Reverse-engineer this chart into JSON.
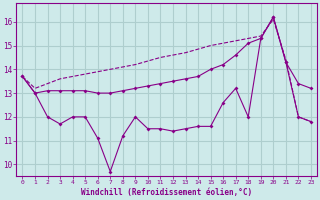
{
  "xlabel": "Windchill (Refroidissement éolien,°C)",
  "background_color": "#ceeaea",
  "grid_color": "#aecece",
  "line_color": "#880088",
  "xlim": [
    -0.5,
    23.5
  ],
  "ylim": [
    9.5,
    16.8
  ],
  "yticks": [
    10,
    11,
    12,
    13,
    14,
    15,
    16
  ],
  "xticks": [
    0,
    1,
    2,
    3,
    4,
    5,
    6,
    7,
    8,
    9,
    10,
    11,
    12,
    13,
    14,
    15,
    16,
    17,
    18,
    19,
    20,
    21,
    22,
    23
  ],
  "line1_x": [
    0,
    1,
    2,
    3,
    4,
    5,
    6,
    7,
    8,
    9,
    10,
    11,
    12,
    13,
    14,
    15,
    16,
    17,
    18,
    19,
    20,
    21,
    22,
    23
  ],
  "line1_y": [
    13.7,
    13.0,
    13.1,
    13.1,
    13.1,
    13.1,
    13.0,
    13.0,
    13.1,
    13.2,
    13.3,
    13.4,
    13.5,
    13.6,
    13.7,
    14.0,
    14.2,
    14.6,
    15.1,
    15.3,
    16.2,
    14.3,
    13.4,
    13.2
  ],
  "line2_x": [
    0,
    1,
    2,
    3,
    4,
    5,
    6,
    7,
    8,
    9,
    10,
    11,
    12,
    13,
    14,
    15,
    16,
    17,
    18,
    19,
    20,
    21,
    22,
    23
  ],
  "line2_y": [
    13.7,
    13.2,
    13.4,
    13.6,
    13.7,
    13.8,
    13.9,
    14.0,
    14.1,
    14.2,
    14.35,
    14.5,
    14.6,
    14.7,
    14.85,
    15.0,
    15.1,
    15.2,
    15.3,
    15.4,
    16.1,
    14.4,
    12.0,
    11.8
  ],
  "line3_x": [
    0,
    1,
    2,
    3,
    4,
    5,
    6,
    7,
    8,
    9,
    10,
    11,
    12,
    13,
    14,
    15,
    16,
    17,
    18,
    19,
    20,
    21,
    22,
    23
  ],
  "line3_y": [
    13.7,
    13.0,
    12.0,
    11.7,
    12.0,
    12.0,
    11.1,
    9.7,
    11.2,
    12.0,
    11.5,
    11.5,
    11.4,
    11.5,
    11.6,
    11.6,
    12.6,
    13.2,
    12.0,
    15.3,
    16.2,
    14.3,
    12.0,
    11.8
  ]
}
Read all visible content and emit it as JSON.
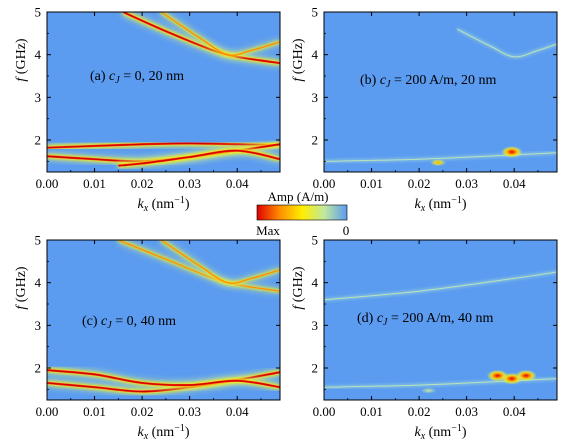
{
  "colorbar": {
    "title": "Amp (A/m)",
    "min_label": "Max",
    "max_label": "0",
    "colors": [
      "#e00000",
      "#ff8c00",
      "#ffee00",
      "#bfe8a0",
      "#5b9bf0"
    ]
  },
  "chart_data": [
    {
      "id": "a",
      "type": "heatmap",
      "annotation_prefix": "(a) ",
      "annotation_var": "c",
      "annotation_sub": "J",
      "annotation_rest": " = 0, 20 nm",
      "xlabel_var": "k",
      "xlabel_sub": "x",
      "xlabel_unit": " (nm",
      "xlabel_sup": "−1",
      "xlabel_close": ")",
      "ylabel_var": "f",
      "ylabel_unit": " (GHz)",
      "xlim": [
        0.0,
        0.049
      ],
      "ylim": [
        1.25,
        5.0
      ],
      "xticks": [
        "0.00",
        "0.01",
        "0.02",
        "0.03",
        "0.04"
      ],
      "yticks": [
        "2",
        "3",
        "4",
        "5"
      ],
      "background": "#5b9bf0",
      "branches": [
        {
          "x": [
            0.016,
            0.025,
            0.035,
            0.04,
            0.049
          ],
          "y": [
            5.0,
            4.55,
            4.1,
            3.95,
            3.8
          ],
          "intensity": "high"
        },
        {
          "x": [
            0.024,
            0.032,
            0.038,
            0.043,
            0.049
          ],
          "y": [
            5.0,
            4.4,
            4.0,
            4.1,
            4.3
          ],
          "intensity": "medium"
        },
        {
          "x": [
            0.0,
            0.02,
            0.03,
            0.04,
            0.049
          ],
          "y": [
            1.82,
            1.9,
            1.92,
            1.9,
            1.88
          ],
          "intensity": "high"
        },
        {
          "x": [
            0.0,
            0.01,
            0.02,
            0.03,
            0.04,
            0.049
          ],
          "y": [
            1.62,
            1.55,
            1.5,
            1.6,
            1.75,
            1.9
          ],
          "intensity": "high"
        },
        {
          "x": [
            0.015,
            0.02,
            0.03,
            0.04,
            0.049
          ],
          "y": [
            1.4,
            1.45,
            1.6,
            1.75,
            1.55
          ],
          "intensity": "high"
        }
      ]
    },
    {
      "id": "b",
      "type": "heatmap",
      "annotation_prefix": "(b) ",
      "annotation_var": "c",
      "annotation_sub": "J",
      "annotation_rest": " = 200 A/m, 20 nm",
      "xlabel_var": "k",
      "xlabel_sub": "x",
      "xlabel_unit": " (nm",
      "xlabel_sup": "−1",
      "xlabel_close": ")",
      "ylabel_var": "f",
      "ylabel_unit": " (GHz)",
      "xlim": [
        0.0,
        0.049
      ],
      "ylim": [
        1.25,
        5.0
      ],
      "xticks": [
        "0.00",
        "0.01",
        "0.02",
        "0.03",
        "0.04"
      ],
      "yticks": [
        "2",
        "3",
        "4",
        "5"
      ],
      "background": "#5b9bf0",
      "branches": [
        {
          "x": [
            0.028,
            0.035,
            0.04,
            0.045,
            0.049
          ],
          "y": [
            4.6,
            4.2,
            3.95,
            4.1,
            4.25
          ],
          "intensity": "faint"
        },
        {
          "x": [
            0.0,
            0.02,
            0.04,
            0.049
          ],
          "y": [
            1.5,
            1.55,
            1.65,
            1.7
          ],
          "intensity": "faint"
        }
      ],
      "hotspots": [
        {
          "x": 0.0395,
          "y": 1.72,
          "intensity": "high"
        },
        {
          "x": 0.024,
          "y": 1.47,
          "intensity": "medium"
        }
      ]
    },
    {
      "id": "c",
      "type": "heatmap",
      "annotation_prefix": "(c) ",
      "annotation_var": "c",
      "annotation_sub": "J",
      "annotation_rest": " = 0, 40 nm",
      "xlabel_var": "k",
      "xlabel_sub": "x",
      "xlabel_unit": " (nm",
      "xlabel_sup": "−1",
      "xlabel_close": ")",
      "ylabel_var": "f",
      "ylabel_unit": " (GHz)",
      "xlim": [
        0.0,
        0.049
      ],
      "ylim": [
        1.25,
        5.0
      ],
      "xticks": [
        "0.00",
        "0.01",
        "0.02",
        "0.03",
        "0.04"
      ],
      "yticks": [
        "2",
        "3",
        "4",
        "5"
      ],
      "background": "#5b9bf0",
      "branches": [
        {
          "x": [
            0.015,
            0.025,
            0.035,
            0.04,
            0.049
          ],
          "y": [
            5.0,
            4.55,
            4.1,
            3.95,
            3.8
          ],
          "intensity": "medium"
        },
        {
          "x": [
            0.024,
            0.032,
            0.038,
            0.043,
            0.049
          ],
          "y": [
            5.0,
            4.4,
            4.0,
            4.1,
            4.3
          ],
          "intensity": "medium"
        },
        {
          "x": [
            0.0,
            0.01,
            0.02,
            0.03,
            0.04,
            0.049
          ],
          "y": [
            1.65,
            1.55,
            1.45,
            1.55,
            1.72,
            1.9
          ],
          "intensity": "high"
        },
        {
          "x": [
            0.0,
            0.01,
            0.02,
            0.03,
            0.04,
            0.049
          ],
          "y": [
            1.95,
            1.85,
            1.65,
            1.6,
            1.7,
            1.55
          ],
          "intensity": "high"
        }
      ]
    },
    {
      "id": "d",
      "type": "heatmap",
      "annotation_prefix": "(d) ",
      "annotation_var": "c",
      "annotation_sub": "J",
      "annotation_rest": " = 200 A/m, 40 nm",
      "xlabel_var": "k",
      "xlabel_sub": "x",
      "xlabel_unit": " (nm",
      "xlabel_sup": "−1",
      "xlabel_close": ")",
      "ylabel_var": "f",
      "ylabel_unit": " (GHz)",
      "xlim": [
        0.0,
        0.049
      ],
      "ylim": [
        1.25,
        5.0
      ],
      "xticks": [
        "0.00",
        "0.01",
        "0.02",
        "0.03",
        "0.04"
      ],
      "yticks": [
        "2",
        "3",
        "4",
        "5"
      ],
      "background": "#5b9bf0",
      "branches": [
        {
          "x": [
            0.0,
            0.02,
            0.04,
            0.049
          ],
          "y": [
            3.6,
            3.8,
            4.1,
            4.25
          ],
          "intensity": "faint"
        },
        {
          "x": [
            0.0,
            0.02,
            0.04,
            0.049
          ],
          "y": [
            1.55,
            1.6,
            1.7,
            1.75
          ],
          "intensity": "faint"
        }
      ],
      "hotspots": [
        {
          "x": 0.0365,
          "y": 1.82,
          "intensity": "high"
        },
        {
          "x": 0.0425,
          "y": 1.82,
          "intensity": "high"
        },
        {
          "x": 0.0395,
          "y": 1.75,
          "intensity": "high"
        },
        {
          "x": 0.022,
          "y": 1.47,
          "intensity": "faint"
        }
      ]
    }
  ]
}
============================================================
## DIRECTION
Select and copy every line from the records that includes the word "JSON".

## ANSWER BELOW
Reverse-engineer this chart into JSON.
Read all visible content and emit it as JSON.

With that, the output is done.